-------- Dataset entries

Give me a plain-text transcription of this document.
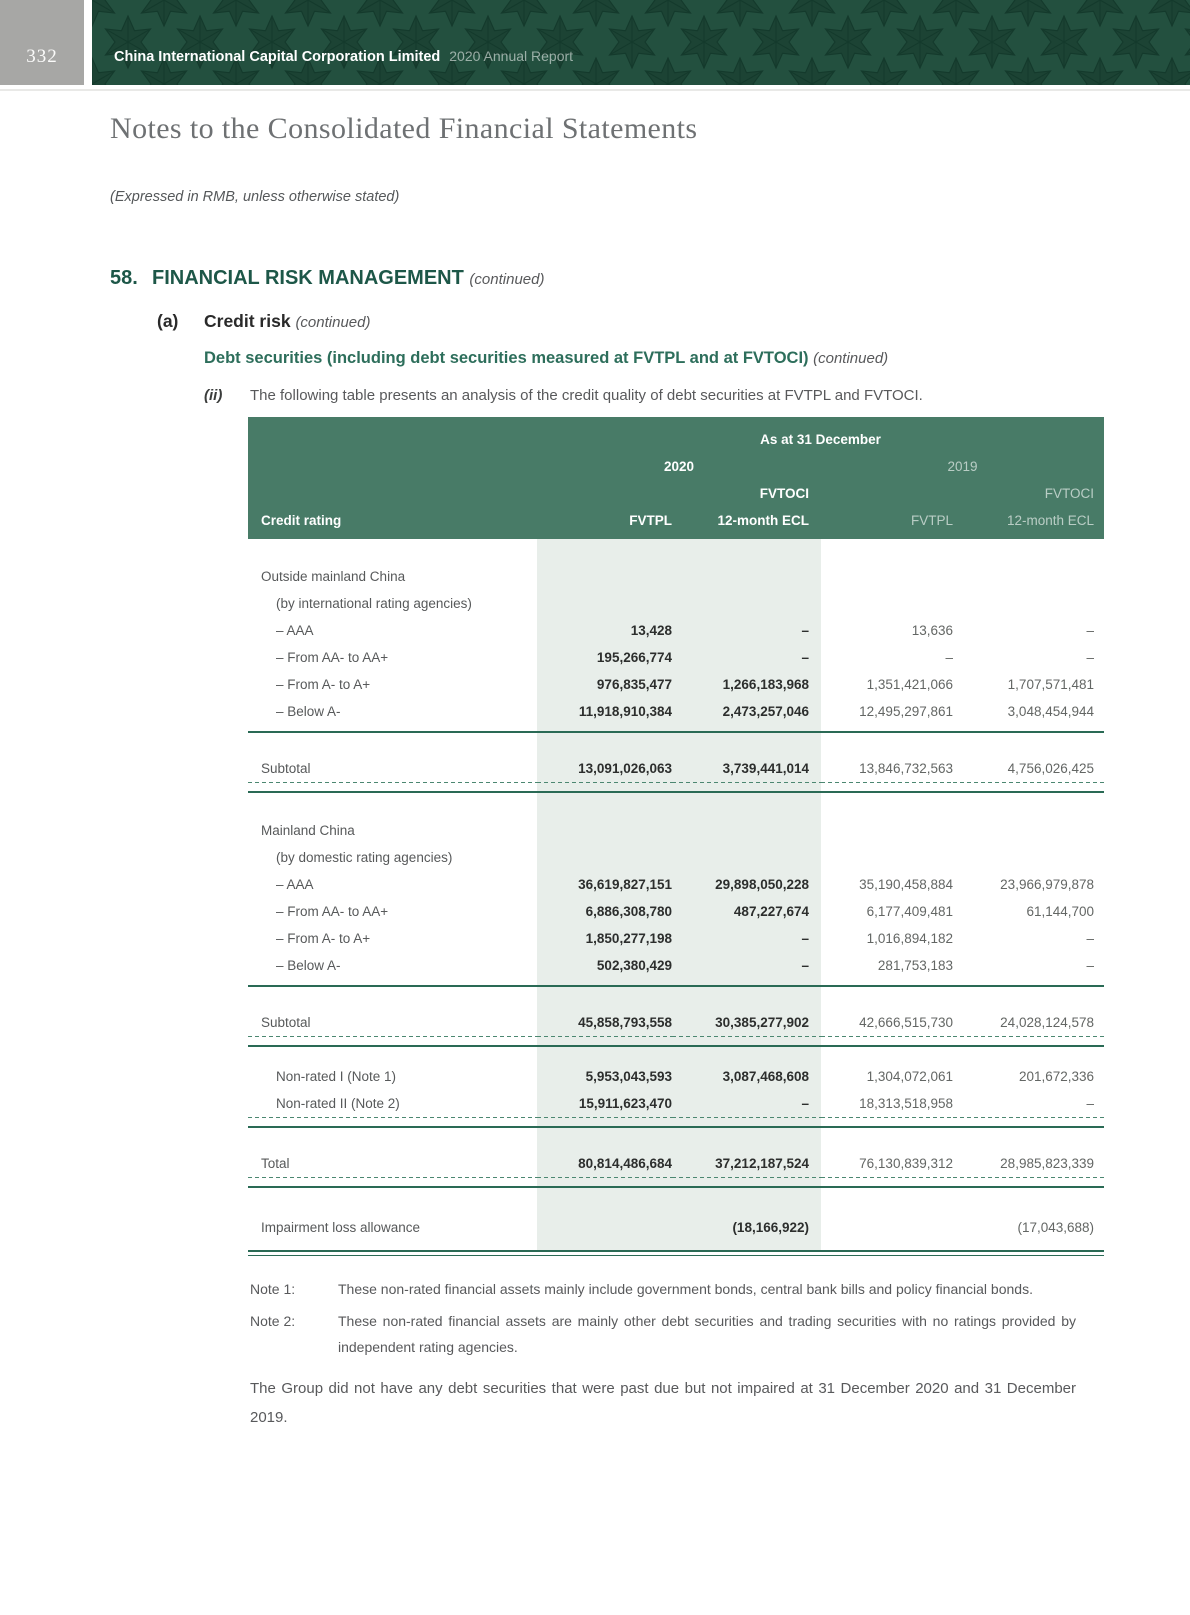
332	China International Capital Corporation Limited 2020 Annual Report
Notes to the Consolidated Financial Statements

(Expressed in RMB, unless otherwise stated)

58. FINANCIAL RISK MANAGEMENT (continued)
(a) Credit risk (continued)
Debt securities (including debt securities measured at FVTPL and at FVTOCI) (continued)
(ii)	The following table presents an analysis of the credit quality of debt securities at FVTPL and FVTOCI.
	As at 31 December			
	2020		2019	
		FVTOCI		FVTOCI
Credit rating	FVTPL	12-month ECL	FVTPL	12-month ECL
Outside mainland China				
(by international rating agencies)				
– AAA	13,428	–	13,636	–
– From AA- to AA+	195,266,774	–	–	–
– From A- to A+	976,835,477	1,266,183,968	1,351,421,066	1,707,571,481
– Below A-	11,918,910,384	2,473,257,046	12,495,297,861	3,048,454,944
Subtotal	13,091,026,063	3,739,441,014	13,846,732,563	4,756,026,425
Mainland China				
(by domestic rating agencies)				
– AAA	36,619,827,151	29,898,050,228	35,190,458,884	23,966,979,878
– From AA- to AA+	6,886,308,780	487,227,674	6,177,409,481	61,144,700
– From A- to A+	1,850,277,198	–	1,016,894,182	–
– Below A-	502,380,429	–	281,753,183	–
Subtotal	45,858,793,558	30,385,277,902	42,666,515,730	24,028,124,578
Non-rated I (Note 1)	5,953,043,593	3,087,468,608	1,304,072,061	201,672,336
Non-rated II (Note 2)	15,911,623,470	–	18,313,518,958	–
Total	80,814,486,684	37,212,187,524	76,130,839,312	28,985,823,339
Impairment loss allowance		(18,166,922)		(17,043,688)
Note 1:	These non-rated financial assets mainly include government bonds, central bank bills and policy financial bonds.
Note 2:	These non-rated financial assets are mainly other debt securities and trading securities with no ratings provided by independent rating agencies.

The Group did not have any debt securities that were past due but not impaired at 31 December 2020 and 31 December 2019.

----------------
-------- Dataset entries

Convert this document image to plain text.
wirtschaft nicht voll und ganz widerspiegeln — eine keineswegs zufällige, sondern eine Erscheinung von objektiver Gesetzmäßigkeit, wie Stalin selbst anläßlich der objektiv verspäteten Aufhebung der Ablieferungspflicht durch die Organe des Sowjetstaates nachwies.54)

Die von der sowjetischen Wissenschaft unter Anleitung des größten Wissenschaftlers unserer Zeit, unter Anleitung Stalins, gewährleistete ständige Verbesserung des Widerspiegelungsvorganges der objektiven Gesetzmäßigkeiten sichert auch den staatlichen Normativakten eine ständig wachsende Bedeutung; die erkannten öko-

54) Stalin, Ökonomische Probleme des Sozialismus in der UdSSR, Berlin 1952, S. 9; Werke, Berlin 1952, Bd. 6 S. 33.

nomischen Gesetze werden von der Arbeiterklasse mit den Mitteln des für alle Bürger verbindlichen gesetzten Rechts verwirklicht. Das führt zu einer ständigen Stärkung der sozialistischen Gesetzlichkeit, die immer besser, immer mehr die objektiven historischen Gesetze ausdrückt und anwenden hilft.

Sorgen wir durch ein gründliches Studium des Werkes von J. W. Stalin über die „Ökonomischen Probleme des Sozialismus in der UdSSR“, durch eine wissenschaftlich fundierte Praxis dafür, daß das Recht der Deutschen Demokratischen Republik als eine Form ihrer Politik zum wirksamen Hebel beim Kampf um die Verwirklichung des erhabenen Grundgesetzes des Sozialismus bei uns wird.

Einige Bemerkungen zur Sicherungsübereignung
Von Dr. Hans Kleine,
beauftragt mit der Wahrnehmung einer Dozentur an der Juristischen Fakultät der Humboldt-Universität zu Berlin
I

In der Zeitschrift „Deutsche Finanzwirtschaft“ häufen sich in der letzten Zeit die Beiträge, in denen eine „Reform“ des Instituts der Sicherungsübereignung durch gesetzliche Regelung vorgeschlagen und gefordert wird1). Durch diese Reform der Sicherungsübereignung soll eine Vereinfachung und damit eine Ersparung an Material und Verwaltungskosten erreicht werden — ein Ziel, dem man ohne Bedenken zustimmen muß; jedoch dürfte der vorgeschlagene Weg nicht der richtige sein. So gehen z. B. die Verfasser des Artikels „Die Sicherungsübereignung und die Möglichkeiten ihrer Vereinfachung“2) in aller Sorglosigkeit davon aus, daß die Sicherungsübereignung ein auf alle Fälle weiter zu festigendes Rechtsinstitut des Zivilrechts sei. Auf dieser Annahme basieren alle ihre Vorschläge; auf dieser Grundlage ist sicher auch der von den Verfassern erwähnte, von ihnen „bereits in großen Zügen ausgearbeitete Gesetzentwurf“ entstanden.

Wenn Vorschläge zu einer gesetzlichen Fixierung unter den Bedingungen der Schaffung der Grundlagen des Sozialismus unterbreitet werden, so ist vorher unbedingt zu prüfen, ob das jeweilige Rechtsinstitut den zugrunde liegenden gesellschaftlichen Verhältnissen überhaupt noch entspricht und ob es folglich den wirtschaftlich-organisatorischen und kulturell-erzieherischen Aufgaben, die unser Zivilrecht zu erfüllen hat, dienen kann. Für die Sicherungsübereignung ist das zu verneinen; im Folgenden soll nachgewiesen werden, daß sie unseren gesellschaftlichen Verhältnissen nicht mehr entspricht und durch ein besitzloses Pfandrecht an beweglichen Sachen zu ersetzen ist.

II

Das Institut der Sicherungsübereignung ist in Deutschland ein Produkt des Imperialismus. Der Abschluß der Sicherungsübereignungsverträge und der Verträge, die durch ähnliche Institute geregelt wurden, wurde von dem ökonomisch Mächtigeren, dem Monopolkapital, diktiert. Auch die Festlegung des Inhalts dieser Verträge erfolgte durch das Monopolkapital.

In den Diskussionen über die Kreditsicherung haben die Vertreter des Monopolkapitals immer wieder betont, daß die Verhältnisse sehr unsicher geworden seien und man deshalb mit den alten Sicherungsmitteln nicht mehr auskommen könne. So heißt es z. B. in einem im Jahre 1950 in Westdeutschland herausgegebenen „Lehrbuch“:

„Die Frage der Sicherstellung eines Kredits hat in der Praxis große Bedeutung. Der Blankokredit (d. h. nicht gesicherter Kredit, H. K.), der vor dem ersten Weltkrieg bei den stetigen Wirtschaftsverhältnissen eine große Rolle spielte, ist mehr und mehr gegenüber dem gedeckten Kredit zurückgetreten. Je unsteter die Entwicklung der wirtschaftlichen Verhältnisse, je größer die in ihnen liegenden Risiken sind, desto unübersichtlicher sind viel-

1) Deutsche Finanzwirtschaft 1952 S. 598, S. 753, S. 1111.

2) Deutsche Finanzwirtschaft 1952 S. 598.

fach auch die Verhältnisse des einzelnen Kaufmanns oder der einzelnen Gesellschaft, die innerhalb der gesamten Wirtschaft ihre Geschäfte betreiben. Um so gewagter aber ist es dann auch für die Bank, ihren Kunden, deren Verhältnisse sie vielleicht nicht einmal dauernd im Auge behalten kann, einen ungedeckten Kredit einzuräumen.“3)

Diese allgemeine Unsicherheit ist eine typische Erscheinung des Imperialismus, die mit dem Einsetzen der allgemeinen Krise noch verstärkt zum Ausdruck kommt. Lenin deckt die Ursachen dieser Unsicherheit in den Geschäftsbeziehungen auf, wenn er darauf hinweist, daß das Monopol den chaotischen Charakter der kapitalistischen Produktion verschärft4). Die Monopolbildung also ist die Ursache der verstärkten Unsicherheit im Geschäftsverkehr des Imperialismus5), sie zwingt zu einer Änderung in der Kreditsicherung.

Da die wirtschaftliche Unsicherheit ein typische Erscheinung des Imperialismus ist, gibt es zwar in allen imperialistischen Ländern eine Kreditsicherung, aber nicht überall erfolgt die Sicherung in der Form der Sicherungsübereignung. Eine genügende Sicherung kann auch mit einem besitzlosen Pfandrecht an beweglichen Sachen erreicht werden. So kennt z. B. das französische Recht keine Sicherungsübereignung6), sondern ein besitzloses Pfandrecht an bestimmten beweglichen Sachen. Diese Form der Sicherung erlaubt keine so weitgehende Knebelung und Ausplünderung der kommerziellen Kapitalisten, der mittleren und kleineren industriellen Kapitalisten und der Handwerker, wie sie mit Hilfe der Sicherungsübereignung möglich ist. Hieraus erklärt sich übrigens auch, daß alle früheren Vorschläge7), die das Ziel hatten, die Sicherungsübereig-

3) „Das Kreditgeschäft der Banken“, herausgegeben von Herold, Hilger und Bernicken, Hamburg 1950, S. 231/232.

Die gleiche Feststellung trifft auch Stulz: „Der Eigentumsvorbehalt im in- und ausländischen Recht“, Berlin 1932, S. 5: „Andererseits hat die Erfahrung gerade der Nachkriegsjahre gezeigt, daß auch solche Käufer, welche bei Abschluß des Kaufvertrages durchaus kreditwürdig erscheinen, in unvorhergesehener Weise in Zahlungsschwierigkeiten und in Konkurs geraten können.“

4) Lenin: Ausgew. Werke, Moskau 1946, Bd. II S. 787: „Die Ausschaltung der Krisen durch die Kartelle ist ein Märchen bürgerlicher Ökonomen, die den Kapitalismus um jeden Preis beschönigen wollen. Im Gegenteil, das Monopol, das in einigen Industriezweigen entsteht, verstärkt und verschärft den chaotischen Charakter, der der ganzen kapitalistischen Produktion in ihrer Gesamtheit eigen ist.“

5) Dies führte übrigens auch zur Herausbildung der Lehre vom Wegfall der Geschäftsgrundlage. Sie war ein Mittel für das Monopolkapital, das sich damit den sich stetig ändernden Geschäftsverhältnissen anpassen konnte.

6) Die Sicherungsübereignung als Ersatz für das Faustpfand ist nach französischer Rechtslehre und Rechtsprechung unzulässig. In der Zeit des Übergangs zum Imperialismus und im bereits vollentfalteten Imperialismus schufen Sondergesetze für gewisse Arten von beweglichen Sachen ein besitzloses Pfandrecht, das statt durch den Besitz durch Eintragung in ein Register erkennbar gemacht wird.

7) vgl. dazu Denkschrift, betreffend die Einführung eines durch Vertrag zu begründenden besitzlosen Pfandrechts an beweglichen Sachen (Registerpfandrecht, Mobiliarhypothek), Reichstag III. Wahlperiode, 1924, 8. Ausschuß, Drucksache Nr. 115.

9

----------------

Exercise aim:
Look for the word "FVTPL" and return every line where it occurs.

Expected answer:
Debt securities (including debt securities measured at FVTPL and at FVTOCI) (continued)
(ii)	The following table presents an analysis of the credit quality of debt securities at FVTPL and FVTOCI.
Credit rating	FVTPL	12-month ECL	FVTPL	12-month ECL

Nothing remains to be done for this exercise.